[Data entries]

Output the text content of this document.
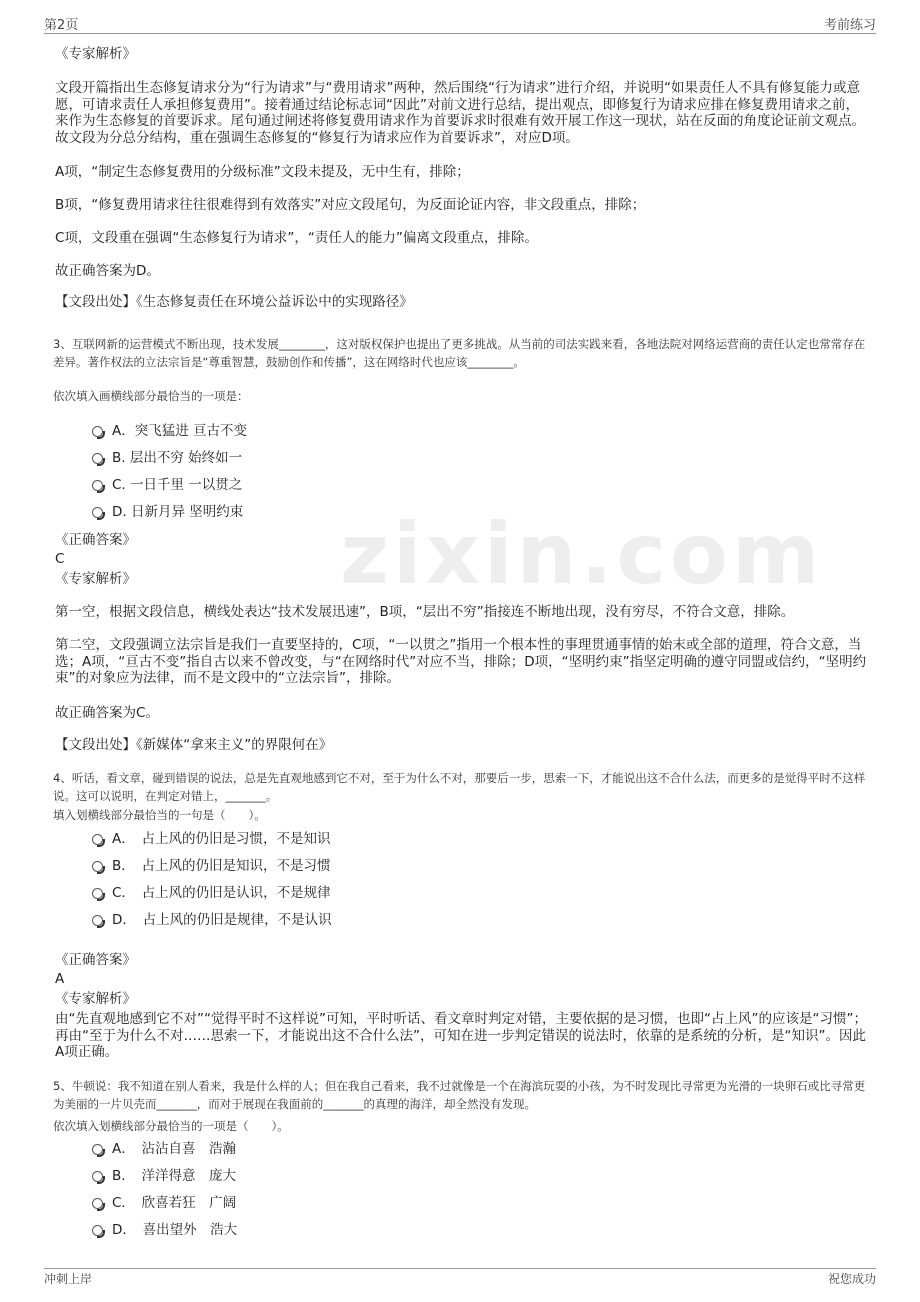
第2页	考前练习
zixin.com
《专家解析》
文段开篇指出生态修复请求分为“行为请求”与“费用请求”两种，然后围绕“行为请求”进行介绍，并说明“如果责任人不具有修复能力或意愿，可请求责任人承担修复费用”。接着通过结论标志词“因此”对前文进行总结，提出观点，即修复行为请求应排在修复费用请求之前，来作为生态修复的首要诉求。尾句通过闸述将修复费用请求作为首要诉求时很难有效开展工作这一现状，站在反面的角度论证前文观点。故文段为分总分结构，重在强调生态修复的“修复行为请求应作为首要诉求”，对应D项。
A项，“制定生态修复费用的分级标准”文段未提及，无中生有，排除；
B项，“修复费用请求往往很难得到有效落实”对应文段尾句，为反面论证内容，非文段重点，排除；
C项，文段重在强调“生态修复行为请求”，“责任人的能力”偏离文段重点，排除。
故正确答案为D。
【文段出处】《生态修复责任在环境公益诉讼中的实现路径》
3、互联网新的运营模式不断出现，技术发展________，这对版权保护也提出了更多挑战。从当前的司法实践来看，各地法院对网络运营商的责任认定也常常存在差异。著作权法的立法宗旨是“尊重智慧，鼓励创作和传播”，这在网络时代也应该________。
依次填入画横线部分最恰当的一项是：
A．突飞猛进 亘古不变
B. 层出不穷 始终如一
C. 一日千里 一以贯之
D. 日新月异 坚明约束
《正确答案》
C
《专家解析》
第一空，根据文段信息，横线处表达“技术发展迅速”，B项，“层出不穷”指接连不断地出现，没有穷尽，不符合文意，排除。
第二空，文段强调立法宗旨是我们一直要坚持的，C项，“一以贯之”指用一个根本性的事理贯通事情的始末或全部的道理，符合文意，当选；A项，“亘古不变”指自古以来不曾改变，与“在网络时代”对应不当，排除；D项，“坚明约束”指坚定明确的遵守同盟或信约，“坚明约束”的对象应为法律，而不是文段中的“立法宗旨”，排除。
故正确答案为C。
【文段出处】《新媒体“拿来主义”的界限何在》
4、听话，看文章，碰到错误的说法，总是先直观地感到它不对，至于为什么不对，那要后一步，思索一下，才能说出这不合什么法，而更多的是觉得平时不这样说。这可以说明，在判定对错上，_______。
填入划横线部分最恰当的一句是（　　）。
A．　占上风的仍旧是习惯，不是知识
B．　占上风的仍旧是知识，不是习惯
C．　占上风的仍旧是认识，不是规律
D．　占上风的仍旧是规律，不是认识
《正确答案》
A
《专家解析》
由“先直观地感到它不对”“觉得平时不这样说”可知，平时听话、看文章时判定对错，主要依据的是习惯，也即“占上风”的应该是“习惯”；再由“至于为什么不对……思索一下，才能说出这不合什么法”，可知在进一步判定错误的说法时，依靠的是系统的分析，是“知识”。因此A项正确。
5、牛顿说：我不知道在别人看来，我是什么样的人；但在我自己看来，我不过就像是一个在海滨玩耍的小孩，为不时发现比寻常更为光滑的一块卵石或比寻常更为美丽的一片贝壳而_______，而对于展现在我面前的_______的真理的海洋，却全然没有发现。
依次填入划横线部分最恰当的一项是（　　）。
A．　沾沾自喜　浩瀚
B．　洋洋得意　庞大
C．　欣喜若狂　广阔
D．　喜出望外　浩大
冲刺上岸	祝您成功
---
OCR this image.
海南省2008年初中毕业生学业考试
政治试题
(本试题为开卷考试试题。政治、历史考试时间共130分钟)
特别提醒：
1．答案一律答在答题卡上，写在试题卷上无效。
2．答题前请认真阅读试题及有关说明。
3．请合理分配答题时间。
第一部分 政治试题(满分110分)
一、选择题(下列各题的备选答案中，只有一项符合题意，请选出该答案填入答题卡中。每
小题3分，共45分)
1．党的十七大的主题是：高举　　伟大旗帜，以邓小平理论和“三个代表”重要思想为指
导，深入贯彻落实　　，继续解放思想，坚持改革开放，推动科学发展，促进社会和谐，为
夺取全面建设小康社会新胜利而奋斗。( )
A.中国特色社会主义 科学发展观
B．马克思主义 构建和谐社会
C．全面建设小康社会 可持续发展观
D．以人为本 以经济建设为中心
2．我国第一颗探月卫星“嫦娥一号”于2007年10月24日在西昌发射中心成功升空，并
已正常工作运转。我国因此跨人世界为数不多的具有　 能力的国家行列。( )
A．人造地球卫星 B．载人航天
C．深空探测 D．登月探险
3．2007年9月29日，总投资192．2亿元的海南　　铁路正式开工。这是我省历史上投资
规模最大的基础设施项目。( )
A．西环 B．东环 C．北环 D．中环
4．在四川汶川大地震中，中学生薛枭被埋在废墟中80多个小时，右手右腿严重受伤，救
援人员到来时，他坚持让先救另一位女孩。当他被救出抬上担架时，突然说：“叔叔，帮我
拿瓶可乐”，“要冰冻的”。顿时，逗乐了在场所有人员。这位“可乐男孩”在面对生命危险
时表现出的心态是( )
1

### [Direction]
Identify how many lines in the entries above contain the word "亘古不变" and provide only that figure.

### [Full solution]
2